_Your goal_
Search the material below for the string "going" and extract each line that has it.

--- Material to process ---

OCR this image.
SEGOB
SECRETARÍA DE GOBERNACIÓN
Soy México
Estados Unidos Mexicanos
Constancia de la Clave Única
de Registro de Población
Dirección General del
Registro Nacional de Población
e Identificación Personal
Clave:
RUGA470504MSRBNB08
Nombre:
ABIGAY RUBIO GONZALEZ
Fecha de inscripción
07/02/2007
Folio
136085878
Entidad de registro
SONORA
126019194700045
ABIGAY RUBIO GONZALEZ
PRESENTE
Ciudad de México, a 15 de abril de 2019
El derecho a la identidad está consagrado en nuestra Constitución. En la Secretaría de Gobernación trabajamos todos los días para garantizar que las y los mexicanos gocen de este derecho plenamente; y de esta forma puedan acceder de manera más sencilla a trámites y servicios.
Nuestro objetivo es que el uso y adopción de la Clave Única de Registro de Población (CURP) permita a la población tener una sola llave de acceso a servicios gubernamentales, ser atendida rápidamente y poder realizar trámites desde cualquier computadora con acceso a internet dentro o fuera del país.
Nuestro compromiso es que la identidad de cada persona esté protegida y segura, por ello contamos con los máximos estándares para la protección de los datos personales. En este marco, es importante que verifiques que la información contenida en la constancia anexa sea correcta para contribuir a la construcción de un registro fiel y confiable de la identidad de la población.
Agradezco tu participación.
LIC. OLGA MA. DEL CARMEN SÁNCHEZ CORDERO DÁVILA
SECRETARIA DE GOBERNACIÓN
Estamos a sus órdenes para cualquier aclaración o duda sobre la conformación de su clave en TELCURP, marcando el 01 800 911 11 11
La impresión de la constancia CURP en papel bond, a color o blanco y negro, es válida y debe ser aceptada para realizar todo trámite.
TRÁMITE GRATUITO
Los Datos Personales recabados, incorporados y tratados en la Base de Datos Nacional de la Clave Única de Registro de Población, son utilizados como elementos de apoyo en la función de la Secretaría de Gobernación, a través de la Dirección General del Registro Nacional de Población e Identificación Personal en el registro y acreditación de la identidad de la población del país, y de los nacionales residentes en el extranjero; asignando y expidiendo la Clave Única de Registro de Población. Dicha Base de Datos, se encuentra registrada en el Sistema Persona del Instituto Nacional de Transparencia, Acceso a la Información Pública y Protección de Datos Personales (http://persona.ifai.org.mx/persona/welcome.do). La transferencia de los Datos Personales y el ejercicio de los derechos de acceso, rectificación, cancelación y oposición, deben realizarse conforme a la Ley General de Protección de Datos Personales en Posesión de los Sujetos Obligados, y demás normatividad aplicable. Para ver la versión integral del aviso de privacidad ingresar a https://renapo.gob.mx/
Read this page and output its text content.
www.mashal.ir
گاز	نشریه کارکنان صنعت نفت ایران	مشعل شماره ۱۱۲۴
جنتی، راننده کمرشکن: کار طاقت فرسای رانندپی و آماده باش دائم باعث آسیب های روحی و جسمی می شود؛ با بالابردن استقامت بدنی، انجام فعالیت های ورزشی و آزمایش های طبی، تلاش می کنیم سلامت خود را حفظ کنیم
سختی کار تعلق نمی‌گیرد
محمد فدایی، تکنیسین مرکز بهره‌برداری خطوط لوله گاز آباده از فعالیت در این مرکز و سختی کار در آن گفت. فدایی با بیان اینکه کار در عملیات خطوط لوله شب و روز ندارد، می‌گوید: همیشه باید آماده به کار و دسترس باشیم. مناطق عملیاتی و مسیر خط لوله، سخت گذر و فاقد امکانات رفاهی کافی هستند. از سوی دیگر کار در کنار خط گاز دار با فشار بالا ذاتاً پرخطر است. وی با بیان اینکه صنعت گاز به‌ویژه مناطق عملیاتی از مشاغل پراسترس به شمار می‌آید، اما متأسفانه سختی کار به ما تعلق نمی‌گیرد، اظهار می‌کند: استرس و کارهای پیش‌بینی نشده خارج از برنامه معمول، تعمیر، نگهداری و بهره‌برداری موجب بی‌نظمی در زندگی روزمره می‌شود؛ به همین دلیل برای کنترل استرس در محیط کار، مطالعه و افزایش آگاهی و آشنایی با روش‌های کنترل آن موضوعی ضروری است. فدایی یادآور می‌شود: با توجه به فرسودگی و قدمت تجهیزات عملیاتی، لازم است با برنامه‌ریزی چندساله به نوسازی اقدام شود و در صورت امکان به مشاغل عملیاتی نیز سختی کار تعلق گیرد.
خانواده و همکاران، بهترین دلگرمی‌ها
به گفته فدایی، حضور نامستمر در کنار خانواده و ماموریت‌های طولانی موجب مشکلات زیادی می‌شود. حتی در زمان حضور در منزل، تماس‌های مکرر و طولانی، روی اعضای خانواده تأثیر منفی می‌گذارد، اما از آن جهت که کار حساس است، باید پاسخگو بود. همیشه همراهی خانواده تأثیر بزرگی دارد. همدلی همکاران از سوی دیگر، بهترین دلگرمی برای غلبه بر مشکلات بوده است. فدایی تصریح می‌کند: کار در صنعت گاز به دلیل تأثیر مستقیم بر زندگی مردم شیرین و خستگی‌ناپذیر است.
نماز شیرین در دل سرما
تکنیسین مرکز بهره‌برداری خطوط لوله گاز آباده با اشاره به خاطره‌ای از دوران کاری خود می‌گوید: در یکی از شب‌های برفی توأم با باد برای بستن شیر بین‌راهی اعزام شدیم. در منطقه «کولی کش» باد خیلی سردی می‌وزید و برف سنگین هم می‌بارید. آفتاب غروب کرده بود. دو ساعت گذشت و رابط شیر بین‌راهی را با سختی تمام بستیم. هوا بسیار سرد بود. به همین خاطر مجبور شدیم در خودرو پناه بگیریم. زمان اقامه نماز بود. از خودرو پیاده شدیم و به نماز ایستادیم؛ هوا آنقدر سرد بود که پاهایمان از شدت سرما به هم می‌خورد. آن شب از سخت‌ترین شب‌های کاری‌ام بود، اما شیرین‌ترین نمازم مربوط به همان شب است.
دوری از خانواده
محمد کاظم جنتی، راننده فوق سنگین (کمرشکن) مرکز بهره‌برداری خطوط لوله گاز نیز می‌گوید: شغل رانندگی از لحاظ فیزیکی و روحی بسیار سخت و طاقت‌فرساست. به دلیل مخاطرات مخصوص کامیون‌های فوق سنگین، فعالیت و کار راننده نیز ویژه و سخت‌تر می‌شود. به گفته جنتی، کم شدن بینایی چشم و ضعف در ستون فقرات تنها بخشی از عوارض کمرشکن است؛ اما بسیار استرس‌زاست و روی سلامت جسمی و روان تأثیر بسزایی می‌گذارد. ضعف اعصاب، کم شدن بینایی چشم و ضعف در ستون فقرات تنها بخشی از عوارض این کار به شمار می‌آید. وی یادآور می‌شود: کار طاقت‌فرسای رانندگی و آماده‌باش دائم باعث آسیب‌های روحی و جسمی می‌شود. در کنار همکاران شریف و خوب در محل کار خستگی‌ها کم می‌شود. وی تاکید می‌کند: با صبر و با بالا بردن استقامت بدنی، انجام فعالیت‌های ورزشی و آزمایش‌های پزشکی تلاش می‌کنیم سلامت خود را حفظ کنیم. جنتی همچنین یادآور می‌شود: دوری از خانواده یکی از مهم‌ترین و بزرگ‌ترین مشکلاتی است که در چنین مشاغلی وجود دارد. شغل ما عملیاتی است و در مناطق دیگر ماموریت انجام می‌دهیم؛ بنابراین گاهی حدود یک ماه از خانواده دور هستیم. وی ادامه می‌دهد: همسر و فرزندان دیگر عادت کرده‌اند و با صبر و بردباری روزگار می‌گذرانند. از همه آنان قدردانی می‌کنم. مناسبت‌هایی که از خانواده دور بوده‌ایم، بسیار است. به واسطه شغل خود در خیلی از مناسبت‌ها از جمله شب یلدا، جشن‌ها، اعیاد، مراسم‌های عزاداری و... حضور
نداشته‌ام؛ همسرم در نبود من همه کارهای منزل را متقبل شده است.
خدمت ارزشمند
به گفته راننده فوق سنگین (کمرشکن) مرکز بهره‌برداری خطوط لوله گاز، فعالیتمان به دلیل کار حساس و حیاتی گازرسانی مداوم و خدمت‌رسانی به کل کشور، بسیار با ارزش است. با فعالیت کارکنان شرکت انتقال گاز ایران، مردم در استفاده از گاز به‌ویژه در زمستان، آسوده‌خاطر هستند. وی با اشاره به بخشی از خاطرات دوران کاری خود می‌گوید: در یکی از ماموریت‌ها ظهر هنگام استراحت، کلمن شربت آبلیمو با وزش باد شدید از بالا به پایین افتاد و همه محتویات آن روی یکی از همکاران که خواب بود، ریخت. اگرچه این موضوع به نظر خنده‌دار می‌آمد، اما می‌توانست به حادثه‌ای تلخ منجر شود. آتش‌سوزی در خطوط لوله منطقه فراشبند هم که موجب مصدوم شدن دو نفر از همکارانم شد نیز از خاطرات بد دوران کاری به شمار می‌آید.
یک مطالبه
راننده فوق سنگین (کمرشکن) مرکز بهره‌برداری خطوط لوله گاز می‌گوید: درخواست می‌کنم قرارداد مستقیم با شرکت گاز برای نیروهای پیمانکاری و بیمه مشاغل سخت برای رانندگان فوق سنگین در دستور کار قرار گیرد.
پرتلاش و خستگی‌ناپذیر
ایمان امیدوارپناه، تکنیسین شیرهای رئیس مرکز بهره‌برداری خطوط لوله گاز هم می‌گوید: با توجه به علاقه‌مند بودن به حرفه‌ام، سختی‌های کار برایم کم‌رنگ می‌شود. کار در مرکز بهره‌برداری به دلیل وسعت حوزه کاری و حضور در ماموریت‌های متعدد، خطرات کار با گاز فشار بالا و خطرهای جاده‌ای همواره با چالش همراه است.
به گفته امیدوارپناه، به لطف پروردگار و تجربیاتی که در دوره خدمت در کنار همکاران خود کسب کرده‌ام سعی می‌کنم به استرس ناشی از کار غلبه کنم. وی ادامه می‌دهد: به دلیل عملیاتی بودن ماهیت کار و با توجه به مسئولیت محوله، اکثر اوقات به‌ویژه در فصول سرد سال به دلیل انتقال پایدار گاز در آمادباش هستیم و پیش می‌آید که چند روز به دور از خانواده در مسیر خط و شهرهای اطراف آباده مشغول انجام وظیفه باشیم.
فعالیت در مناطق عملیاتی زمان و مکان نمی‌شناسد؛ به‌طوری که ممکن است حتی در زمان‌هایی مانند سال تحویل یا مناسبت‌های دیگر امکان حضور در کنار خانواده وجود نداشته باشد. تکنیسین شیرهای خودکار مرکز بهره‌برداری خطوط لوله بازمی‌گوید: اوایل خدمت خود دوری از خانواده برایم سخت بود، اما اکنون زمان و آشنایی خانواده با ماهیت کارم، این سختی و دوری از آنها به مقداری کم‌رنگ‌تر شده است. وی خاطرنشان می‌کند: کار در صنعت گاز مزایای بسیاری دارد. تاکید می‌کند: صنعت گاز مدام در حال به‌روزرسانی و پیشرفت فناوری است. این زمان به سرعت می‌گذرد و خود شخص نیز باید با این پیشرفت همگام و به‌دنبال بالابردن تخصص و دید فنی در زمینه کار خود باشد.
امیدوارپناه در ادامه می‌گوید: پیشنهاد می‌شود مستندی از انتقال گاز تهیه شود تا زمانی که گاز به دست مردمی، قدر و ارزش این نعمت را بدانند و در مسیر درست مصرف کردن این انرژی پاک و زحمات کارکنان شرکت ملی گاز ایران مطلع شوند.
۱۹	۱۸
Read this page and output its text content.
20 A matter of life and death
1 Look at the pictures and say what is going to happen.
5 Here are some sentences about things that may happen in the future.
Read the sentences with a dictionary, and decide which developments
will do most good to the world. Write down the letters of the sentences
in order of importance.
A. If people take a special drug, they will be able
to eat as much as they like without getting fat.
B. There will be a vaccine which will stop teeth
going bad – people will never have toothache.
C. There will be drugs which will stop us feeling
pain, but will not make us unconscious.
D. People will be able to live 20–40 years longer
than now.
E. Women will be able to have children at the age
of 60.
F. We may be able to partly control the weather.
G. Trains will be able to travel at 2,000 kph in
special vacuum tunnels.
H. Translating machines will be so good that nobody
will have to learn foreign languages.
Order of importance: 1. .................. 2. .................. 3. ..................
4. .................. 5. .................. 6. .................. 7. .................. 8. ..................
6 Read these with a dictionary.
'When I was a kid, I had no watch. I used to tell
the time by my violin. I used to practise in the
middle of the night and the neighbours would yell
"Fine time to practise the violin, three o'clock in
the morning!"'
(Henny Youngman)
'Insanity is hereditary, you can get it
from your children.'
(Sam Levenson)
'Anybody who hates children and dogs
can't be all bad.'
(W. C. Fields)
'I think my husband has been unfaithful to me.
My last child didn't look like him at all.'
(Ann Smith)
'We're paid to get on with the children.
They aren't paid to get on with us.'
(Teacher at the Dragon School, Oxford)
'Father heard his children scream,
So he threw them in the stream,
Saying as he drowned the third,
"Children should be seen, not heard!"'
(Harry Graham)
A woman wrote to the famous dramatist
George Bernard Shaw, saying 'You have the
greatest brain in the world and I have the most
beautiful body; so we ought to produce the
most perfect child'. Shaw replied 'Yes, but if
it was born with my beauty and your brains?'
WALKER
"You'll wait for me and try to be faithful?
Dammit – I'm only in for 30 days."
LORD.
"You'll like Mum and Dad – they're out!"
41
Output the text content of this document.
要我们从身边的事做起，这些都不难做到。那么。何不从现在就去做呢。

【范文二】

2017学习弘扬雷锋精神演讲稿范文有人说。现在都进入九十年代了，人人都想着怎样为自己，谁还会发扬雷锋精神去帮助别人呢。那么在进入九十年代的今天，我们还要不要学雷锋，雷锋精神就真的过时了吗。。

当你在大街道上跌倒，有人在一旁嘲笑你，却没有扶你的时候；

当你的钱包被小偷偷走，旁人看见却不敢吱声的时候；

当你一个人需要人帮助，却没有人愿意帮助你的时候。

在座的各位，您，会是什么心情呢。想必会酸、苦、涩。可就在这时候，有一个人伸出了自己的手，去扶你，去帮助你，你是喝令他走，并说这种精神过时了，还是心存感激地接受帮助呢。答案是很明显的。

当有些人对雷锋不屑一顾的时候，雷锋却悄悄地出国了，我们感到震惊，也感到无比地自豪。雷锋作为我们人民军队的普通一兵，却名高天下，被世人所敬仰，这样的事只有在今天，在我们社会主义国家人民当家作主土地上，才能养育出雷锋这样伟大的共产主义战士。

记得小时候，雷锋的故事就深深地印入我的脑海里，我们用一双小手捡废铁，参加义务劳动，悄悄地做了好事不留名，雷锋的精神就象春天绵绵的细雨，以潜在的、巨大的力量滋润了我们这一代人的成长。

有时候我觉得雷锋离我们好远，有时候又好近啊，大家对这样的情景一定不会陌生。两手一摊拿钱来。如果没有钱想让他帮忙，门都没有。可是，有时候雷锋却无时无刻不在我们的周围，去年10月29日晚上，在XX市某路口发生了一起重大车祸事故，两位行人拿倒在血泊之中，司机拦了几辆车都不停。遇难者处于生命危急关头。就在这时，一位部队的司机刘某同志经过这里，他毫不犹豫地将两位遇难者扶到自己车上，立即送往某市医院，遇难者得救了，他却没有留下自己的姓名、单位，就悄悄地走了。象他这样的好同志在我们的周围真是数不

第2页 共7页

---

_Answer to this exercise_
1 Look at the pictures and say what is going to happen.
going bad – people will never have toothache.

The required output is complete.